**Exercise details**
Review the material and extract every line in which the word "structured" occurs.

== Data for this task ==

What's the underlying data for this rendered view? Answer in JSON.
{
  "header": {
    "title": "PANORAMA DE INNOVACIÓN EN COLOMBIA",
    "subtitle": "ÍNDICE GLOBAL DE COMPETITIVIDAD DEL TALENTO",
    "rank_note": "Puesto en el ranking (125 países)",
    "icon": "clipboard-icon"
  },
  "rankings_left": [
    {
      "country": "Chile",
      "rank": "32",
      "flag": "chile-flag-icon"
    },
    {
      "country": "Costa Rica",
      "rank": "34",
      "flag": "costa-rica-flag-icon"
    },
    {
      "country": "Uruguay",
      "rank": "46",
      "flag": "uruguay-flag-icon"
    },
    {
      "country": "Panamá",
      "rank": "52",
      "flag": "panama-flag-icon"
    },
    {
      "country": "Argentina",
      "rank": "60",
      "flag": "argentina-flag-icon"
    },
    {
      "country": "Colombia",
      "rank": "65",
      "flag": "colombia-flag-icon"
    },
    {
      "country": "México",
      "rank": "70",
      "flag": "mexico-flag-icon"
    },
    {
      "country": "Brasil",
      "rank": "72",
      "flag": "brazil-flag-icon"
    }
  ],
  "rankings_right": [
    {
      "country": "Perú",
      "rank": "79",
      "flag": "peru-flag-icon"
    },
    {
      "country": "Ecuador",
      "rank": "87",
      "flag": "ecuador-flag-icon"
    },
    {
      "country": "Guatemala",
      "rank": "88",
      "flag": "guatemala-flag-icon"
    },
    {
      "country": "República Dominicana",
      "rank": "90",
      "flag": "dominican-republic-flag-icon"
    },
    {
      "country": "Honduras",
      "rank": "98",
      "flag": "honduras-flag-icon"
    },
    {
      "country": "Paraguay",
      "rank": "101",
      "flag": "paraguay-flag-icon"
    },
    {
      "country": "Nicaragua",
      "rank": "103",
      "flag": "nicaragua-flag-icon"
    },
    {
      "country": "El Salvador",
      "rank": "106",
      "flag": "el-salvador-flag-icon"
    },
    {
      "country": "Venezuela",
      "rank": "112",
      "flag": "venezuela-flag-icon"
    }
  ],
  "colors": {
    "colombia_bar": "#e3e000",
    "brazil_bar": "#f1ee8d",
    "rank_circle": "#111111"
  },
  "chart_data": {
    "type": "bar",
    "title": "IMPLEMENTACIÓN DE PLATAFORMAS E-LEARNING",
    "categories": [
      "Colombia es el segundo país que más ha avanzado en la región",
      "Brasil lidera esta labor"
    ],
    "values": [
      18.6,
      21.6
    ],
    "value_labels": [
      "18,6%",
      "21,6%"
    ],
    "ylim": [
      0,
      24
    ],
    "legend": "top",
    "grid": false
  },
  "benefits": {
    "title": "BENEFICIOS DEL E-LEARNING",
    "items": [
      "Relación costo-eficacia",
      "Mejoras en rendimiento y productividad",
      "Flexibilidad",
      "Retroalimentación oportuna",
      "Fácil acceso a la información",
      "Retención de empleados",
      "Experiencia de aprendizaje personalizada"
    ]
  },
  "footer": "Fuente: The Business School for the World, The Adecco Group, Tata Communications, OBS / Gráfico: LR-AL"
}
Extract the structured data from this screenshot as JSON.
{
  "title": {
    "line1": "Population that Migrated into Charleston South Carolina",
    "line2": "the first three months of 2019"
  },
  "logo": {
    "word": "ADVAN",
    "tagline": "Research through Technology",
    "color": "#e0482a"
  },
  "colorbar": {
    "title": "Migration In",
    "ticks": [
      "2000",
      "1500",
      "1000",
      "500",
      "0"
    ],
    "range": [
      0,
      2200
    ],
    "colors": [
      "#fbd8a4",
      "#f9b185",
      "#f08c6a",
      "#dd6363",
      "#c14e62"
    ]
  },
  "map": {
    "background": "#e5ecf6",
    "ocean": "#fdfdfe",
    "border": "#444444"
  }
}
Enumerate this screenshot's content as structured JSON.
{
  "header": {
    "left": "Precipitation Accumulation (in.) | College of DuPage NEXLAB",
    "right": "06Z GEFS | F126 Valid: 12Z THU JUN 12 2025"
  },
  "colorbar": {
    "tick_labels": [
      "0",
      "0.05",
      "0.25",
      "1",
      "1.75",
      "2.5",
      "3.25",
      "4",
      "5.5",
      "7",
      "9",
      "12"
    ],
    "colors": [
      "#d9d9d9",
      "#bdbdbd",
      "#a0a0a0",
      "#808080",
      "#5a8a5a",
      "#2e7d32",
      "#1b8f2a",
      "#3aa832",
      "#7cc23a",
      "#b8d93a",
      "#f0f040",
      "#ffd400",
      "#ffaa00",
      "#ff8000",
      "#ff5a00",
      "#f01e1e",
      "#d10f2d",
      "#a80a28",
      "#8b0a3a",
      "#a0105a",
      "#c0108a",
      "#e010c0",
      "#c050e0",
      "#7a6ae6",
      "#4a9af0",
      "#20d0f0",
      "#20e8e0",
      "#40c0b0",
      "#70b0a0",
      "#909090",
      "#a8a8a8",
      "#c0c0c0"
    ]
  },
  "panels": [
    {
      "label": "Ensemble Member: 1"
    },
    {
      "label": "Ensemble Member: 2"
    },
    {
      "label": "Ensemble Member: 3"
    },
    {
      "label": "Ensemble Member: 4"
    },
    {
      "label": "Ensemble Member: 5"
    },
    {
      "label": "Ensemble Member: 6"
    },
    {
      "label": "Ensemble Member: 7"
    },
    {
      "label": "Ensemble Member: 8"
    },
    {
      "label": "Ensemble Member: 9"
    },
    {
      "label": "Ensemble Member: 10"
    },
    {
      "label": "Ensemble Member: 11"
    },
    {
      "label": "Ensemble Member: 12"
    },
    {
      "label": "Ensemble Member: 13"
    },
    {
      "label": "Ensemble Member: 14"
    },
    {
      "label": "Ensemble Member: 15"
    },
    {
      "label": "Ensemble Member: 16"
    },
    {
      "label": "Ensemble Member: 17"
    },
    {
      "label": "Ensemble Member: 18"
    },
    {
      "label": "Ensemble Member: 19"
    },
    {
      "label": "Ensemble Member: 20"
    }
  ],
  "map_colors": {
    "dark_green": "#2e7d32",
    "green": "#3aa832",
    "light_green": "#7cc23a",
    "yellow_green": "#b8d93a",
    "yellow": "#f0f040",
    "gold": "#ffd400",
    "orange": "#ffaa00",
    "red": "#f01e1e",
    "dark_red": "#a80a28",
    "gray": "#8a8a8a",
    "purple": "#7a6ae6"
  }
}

===

**The reply**
Extract the structured data from this screenshot as JSON.
Enumerate this screenshot's content as structured JSON.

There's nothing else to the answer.